• The problem: Take the material below and write it all out again exactly.

-- begin Dataset records --

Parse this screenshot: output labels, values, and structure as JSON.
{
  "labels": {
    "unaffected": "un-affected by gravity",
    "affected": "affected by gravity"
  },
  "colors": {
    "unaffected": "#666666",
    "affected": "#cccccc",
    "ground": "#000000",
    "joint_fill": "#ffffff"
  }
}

-- end Dataset records --

• Complete answer:
Parse this screenshot: output labels, values, and structure as JSON.
{
  "labels": {
    "unaffected": "un-affected by gravity",
    "affected": "affected by gravity"
  },
  "colors": {
    "unaffected": "#666666",
    "affected": "#cccccc",
    "ground": "#000000",
    "joint_fill": "#ffffff"
  }
}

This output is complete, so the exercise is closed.